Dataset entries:
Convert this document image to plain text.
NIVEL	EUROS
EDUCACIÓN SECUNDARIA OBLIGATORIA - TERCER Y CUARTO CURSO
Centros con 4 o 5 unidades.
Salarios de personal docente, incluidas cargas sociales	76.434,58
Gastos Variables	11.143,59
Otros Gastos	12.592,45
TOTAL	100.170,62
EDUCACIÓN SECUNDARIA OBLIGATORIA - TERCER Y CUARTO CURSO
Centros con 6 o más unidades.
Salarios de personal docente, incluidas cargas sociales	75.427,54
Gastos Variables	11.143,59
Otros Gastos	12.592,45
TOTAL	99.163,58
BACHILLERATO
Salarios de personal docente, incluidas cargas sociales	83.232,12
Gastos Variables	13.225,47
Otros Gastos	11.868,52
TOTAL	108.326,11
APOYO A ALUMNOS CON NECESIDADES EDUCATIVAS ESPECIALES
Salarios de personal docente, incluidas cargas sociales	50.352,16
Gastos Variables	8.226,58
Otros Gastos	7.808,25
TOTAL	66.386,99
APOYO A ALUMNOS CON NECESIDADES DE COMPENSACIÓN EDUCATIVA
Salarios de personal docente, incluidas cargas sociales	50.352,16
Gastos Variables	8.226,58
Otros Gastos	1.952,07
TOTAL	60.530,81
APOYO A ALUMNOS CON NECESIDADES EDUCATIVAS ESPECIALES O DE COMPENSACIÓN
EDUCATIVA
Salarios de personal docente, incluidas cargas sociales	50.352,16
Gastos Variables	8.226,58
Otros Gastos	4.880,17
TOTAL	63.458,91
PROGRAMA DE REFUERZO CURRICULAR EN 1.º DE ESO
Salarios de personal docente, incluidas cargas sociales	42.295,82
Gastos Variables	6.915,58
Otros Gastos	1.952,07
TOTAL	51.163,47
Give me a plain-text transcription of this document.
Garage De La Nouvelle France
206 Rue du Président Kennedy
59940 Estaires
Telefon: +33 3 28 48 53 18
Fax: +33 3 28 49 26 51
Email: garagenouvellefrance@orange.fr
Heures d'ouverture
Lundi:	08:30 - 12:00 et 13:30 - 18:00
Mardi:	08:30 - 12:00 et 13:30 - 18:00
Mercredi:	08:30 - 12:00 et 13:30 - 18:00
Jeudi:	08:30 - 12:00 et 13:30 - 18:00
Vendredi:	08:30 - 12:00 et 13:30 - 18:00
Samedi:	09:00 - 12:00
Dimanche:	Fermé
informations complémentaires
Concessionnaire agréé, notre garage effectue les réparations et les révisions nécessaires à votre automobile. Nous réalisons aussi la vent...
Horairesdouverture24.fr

• [The problem]
Pick out every line holding the string "incluidas" and return it.

• [Solved problem]
Salarios de personal docente, incluidas cargas sociales	76.434,58
Salarios de personal docente, incluidas cargas sociales	75.427,54
Salarios de personal docente, incluidas cargas sociales	83.232,12
Salarios de personal docente, incluidas cargas sociales	50.352,16
Salarios de personal docente, incluidas cargas sociales	50.352,16
Salarios de personal docente, incluidas cargas sociales	50.352,16
Salarios de personal docente, incluidas cargas sociales	42.295,82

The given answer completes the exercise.